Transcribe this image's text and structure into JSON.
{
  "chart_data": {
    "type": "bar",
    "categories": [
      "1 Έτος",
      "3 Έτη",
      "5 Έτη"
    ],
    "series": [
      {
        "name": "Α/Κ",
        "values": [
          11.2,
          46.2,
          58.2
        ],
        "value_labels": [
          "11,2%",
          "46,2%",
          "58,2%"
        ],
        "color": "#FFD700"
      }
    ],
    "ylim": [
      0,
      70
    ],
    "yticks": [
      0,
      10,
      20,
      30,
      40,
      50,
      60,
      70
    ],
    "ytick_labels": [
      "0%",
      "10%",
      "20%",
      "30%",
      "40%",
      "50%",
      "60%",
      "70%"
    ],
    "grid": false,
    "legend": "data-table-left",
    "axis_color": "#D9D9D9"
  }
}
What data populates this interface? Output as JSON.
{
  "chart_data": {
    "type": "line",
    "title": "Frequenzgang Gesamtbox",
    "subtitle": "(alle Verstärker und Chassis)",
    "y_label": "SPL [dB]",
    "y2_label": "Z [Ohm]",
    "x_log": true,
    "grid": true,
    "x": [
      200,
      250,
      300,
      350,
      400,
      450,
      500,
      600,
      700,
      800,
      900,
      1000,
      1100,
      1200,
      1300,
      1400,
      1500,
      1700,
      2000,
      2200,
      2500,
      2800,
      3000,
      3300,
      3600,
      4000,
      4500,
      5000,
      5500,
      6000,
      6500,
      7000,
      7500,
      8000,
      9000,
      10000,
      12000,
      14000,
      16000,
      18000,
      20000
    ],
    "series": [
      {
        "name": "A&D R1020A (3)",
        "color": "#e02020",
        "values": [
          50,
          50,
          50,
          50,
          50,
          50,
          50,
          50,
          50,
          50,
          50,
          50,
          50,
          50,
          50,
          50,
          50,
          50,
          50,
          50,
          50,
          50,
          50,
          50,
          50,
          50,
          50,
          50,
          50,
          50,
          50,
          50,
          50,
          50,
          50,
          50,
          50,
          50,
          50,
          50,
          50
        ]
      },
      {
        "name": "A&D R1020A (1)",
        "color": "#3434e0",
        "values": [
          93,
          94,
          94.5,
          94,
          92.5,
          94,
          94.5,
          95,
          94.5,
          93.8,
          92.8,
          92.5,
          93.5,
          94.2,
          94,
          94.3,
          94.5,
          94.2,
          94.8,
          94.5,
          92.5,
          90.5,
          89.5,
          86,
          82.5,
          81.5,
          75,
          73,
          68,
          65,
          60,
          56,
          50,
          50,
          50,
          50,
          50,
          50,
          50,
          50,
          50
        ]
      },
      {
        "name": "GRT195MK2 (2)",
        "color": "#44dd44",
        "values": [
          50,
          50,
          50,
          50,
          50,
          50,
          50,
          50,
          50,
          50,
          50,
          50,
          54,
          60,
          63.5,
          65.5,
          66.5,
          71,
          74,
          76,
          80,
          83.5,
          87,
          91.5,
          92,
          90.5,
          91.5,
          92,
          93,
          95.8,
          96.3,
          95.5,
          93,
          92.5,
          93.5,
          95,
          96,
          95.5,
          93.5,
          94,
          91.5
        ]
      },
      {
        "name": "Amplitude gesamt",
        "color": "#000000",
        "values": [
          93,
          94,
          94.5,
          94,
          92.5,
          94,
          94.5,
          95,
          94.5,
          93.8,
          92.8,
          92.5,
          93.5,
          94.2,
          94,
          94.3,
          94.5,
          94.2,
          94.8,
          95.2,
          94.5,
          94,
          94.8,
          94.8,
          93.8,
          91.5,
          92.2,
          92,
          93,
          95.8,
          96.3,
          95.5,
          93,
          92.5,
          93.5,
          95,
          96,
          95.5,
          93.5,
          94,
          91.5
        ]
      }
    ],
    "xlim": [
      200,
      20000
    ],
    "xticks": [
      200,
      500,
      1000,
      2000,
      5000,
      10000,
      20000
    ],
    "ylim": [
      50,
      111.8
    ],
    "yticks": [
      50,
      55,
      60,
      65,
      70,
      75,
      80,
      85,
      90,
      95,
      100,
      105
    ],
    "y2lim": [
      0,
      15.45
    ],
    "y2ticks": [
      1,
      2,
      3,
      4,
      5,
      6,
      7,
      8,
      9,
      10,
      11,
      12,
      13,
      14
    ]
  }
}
------------------------------------------------------------------------
Provide an exact reproduction of all the entries shown above.

### Expected output
Transcribe this image's text and structure into JSON.
{
  "chart_data": {
    "type": "bar",
    "categories": [
      "1 Έτος",
      "3 Έτη",
      "5 Έτη"
    ],
    "series": [
      {
        "name": "Α/Κ",
        "values": [
          11.2,
          46.2,
          58.2
        ],
        "value_labels": [
          "11,2%",
          "46,2%",
          "58,2%"
        ],
        "color": "#FFD700"
      }
    ],
    "ylim": [
      0,
      70
    ],
    "yticks": [
      0,
      10,
      20,
      30,
      40,
      50,
      60,
      70
    ],
    "ytick_labels": [
      "0%",
      "10%",
      "20%",
      "30%",
      "40%",
      "50%",
      "60%",
      "70%"
    ],
    "grid": false,
    "legend": "data-table-left",
    "axis_color": "#D9D9D9"
  }
}
What data populates this interface? Output as JSON.
{
  "chart_data": {
    "type": "line",
    "title": "Frequenzgang Gesamtbox",
    "subtitle": "(alle Verstärker und Chassis)",
    "y_label": "SPL [dB]",
    "y2_label": "Z [Ohm]",
    "x_log": true,
    "grid": true,
    "x": [
      200,
      250,
      300,
      350,
      400,
      450,
      500,
      600,
      700,
      800,
      900,
      1000,
      1100,
      1200,
      1300,
      1400,
      1500,
      1700,
      2000,
      2200,
      2500,
      2800,
      3000,
      3300,
      3600,
      4000,
      4500,
      5000,
      5500,
      6000,
      6500,
      7000,
      7500,
      8000,
      9000,
      10000,
      12000,
      14000,
      16000,
      18000,
      20000
    ],
    "series": [
      {
        "name": "A&D R1020A (3)",
        "color": "#e02020",
        "values": [
          50,
          50,
          50,
          50,
          50,
          50,
          50,
          50,
          50,
          50,
          50,
          50,
          50,
          50,
          50,
          50,
          50,
          50,
          50,
          50,
          50,
          50,
          50,
          50,
          50,
          50,
          50,
          50,
          50,
          50,
          50,
          50,
          50,
          50,
          50,
          50,
          50,
          50,
          50,
          50,
          50
        ]
      },
      {
        "name": "A&D R1020A (1)",
        "color": "#3434e0",
        "values": [
          93,
          94,
          94.5,
          94,
          92.5,
          94,
          94.5,
          95,
          94.5,
          93.8,
          92.8,
          92.5,
          93.5,
          94.2,
          94,
          94.3,
          94.5,
          94.2,
          94.8,
          94.5,
          92.5,
          90.5,
          89.5,
          86,
          82.5,
          81.5,
          75,
          73,
          68,
          65,
          60,
          56,
          50,
          50,
          50,
          50,
          50,
          50,
          50,
          50,
          50
        ]
      },
      {
        "name": "GRT195MK2 (2)",
        "color": "#44dd44",
        "values": [
          50,
          50,
          50,
          50,
          50,
          50,
          50,
          50,
          50,
          50,
          50,
          50,
          54,
          60,
          63.5,
          65.5,
          66.5,
          71,
          74,
          76,
          80,
          83.5,
          87,
          91.5,
          92,
          90.5,
          91.5,
          92,
          93,
          95.8,
          96.3,
          95.5,
          93,
          92.5,
          93.5,
          95,
          96,
          95.5,
          93.5,
          94,
          91.5
        ]
      },
      {
        "name": "Amplitude gesamt",
        "color": "#000000",
        "values": [
          93,
          94,
          94.5,
          94,
          92.5,
          94,
          94.5,
          95,
          94.5,
          93.8,
          92.8,
          92.5,
          93.5,
          94.2,
          94,
          94.3,
          94.5,
          94.2,
          94.8,
          95.2,
          94.5,
          94,
          94.8,
          94.8,
          93.8,
          91.5,
          92.2,
          92,
          93,
          95.8,
          96.3,
          95.5,
          93,
          92.5,
          93.5,
          95,
          96,
          95.5,
          93.5,
          94,
          91.5
        ]
      }
    ],
    "xlim": [
      200,
      20000
    ],
    "xticks": [
      200,
      500,
      1000,
      2000,
      5000,
      10000,
      20000
    ],
    "ylim": [
      50,
      111.8
    ],
    "yticks": [
      50,
      55,
      60,
      65,
      70,
      75,
      80,
      85,
      90,
      95,
      100,
      105
    ],
    "y2lim": [
      0,
      15.45
    ],
    "y2ticks": [
      1,
      2,
      3,
      4,
      5,
      6,
      7,
      8,
      9,
      10,
      11,
      12,
      13,
      14
    ]
  }
}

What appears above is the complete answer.